▶ [Task instructions]: Tally the lines that contain "sociales" and report the total alone.
--- start of Supplied records ---
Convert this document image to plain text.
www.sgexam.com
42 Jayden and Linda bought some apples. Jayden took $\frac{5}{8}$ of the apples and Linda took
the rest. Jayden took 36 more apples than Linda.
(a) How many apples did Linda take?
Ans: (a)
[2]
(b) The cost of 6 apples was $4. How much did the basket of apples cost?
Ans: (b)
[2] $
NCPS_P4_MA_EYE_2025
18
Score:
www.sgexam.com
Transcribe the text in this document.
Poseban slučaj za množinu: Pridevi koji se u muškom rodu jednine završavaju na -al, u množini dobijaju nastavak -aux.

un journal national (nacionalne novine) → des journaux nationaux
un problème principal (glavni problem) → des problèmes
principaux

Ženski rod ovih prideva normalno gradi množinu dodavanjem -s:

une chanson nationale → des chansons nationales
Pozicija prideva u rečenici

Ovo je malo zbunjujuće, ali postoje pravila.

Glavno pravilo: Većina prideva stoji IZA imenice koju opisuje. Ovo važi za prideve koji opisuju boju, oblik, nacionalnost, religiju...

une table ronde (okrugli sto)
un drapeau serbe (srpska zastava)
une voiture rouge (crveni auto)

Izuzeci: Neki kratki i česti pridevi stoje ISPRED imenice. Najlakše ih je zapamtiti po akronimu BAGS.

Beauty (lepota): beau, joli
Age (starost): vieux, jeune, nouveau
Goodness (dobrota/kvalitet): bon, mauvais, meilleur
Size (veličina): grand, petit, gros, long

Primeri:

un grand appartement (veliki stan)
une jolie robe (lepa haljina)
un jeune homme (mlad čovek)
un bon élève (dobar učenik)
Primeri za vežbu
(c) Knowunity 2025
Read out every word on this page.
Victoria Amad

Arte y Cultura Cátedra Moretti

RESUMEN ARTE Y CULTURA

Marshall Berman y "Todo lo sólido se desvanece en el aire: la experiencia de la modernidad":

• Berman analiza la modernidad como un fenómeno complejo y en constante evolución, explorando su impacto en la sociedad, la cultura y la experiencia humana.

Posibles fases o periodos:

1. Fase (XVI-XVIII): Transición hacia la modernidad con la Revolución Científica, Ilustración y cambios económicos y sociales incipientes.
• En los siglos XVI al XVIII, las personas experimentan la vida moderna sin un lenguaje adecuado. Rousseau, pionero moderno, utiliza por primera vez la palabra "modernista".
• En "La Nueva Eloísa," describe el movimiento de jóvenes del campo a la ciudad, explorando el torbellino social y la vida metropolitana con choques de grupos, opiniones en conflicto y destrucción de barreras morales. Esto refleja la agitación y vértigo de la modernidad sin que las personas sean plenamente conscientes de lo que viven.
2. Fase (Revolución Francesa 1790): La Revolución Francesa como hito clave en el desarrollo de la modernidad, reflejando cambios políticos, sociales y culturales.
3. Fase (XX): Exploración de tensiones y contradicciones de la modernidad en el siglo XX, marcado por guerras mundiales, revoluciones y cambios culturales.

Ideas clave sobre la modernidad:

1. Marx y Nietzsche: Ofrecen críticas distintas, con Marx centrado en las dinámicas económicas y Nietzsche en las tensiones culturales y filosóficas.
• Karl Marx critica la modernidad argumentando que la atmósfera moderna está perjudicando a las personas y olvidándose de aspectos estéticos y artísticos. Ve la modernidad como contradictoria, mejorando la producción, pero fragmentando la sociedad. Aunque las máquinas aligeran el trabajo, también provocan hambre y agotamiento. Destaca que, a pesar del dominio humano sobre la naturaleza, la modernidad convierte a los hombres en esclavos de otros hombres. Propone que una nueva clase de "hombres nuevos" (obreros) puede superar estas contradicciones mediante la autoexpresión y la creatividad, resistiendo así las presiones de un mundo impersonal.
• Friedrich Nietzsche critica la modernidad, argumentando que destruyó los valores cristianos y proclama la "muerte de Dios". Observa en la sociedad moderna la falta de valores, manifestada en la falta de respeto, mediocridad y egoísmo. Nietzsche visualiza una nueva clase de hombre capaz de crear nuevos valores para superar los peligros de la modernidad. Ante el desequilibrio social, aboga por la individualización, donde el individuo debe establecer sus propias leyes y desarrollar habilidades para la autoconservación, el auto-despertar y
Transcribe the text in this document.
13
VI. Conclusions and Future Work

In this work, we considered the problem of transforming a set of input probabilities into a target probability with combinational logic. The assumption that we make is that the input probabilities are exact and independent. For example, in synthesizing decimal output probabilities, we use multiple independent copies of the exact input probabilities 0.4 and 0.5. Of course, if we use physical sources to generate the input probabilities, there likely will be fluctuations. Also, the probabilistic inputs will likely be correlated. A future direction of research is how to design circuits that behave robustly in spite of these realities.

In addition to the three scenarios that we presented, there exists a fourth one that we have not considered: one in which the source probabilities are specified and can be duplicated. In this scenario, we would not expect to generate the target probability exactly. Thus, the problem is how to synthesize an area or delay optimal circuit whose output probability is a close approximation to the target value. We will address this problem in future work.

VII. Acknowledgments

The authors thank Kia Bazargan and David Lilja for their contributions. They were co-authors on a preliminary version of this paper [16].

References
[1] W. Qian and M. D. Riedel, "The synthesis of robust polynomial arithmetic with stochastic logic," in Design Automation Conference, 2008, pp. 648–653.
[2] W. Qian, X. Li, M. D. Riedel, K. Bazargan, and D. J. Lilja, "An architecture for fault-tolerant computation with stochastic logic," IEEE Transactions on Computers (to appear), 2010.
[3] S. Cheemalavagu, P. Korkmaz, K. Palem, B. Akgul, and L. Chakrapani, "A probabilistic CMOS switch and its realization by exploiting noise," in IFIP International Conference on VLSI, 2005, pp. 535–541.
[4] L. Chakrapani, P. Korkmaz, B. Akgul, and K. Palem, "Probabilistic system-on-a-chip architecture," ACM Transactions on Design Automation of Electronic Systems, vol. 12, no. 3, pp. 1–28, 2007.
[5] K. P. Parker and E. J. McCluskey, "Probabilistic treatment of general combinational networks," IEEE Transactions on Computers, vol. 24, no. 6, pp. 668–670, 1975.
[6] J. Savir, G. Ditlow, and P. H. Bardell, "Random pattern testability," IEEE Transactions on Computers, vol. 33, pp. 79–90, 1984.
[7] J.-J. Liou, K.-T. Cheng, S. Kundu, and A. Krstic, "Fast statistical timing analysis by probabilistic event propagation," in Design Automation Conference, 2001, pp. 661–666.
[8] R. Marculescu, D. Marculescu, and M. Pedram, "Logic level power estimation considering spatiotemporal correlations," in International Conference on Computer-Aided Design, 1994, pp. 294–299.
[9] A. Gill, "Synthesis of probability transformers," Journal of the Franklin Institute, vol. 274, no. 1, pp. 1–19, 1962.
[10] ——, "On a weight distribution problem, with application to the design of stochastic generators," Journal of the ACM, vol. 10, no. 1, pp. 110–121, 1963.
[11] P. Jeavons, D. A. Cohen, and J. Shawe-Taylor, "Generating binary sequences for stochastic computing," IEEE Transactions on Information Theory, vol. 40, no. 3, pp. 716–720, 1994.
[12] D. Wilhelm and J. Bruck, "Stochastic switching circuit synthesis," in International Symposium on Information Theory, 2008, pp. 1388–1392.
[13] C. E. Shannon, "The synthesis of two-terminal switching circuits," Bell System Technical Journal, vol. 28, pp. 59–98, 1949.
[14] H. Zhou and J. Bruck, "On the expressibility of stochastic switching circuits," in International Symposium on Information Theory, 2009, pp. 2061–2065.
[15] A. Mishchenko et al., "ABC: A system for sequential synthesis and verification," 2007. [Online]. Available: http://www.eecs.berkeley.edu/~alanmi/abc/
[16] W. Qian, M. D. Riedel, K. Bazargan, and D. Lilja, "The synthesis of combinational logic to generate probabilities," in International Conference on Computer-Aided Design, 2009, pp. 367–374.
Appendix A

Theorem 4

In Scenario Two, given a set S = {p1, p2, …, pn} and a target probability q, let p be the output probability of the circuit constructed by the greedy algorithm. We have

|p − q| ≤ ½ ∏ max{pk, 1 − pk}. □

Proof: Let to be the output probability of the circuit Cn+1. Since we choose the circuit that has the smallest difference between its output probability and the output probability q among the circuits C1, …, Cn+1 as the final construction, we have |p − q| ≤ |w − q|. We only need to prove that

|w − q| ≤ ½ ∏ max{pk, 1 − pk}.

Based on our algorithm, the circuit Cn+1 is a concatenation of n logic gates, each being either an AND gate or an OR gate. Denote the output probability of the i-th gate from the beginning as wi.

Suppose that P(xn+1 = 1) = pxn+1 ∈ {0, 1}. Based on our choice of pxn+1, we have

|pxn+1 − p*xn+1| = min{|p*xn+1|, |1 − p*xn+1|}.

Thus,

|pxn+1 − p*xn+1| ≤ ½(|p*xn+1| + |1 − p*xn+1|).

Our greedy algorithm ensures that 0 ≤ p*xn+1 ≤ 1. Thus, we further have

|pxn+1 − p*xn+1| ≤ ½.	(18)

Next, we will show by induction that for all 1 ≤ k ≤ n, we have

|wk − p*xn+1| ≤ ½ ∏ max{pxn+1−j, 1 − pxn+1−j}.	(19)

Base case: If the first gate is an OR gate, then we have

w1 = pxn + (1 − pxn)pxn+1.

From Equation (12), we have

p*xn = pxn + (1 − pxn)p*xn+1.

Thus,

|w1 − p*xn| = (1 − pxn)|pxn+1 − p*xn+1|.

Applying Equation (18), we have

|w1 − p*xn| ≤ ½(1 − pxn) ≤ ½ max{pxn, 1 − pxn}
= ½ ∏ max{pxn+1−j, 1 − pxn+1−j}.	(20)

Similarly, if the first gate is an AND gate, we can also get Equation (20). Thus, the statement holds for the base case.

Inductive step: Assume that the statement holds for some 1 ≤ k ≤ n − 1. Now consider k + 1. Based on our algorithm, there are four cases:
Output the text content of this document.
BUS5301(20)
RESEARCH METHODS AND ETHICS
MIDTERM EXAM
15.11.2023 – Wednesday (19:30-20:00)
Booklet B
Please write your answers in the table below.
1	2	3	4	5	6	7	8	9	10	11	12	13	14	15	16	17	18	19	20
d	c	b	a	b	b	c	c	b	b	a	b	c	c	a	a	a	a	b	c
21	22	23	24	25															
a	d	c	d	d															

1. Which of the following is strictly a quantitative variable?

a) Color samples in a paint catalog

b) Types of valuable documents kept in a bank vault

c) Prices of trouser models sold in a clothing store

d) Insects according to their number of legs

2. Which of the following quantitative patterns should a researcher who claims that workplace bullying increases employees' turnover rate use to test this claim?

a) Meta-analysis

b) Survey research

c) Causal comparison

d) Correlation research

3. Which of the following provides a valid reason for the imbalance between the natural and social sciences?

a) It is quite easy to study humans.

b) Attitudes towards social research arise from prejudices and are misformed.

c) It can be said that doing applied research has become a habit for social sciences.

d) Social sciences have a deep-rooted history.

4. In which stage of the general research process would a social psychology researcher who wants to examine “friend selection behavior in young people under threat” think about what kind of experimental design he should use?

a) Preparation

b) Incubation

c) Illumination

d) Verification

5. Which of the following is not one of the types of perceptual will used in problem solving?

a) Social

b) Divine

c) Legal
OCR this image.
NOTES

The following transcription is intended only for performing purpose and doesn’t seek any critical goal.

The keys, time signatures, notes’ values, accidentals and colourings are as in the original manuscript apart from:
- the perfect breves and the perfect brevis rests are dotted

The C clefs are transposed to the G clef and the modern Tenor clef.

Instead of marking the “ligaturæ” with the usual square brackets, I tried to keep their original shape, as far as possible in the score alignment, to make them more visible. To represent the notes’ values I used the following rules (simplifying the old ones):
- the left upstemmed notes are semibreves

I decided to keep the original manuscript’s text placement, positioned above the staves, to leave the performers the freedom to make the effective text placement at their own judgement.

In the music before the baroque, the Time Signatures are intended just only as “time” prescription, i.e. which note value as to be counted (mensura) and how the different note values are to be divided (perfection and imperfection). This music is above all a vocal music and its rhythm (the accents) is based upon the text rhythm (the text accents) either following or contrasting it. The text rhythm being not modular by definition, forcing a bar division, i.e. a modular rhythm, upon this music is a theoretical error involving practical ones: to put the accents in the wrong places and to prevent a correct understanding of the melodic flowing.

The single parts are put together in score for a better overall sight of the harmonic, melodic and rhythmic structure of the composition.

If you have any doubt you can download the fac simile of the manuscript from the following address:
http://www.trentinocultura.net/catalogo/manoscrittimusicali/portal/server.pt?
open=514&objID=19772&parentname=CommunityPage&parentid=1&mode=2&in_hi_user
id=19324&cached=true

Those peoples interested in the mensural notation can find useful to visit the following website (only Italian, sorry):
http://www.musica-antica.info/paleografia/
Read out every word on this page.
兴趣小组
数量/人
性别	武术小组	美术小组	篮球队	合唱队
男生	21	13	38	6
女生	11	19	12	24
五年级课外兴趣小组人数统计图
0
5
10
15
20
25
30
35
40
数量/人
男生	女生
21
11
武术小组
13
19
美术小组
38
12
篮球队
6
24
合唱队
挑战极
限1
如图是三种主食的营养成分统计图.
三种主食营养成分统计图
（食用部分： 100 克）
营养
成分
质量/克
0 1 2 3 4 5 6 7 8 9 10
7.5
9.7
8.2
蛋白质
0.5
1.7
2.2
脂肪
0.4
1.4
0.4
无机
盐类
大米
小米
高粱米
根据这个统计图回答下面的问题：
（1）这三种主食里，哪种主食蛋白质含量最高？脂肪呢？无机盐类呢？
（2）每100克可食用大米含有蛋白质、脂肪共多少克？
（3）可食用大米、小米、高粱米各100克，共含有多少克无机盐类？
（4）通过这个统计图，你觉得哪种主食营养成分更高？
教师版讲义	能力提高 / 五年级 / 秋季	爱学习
--- end of Supplied records ---
▶ [Problem solution]: 2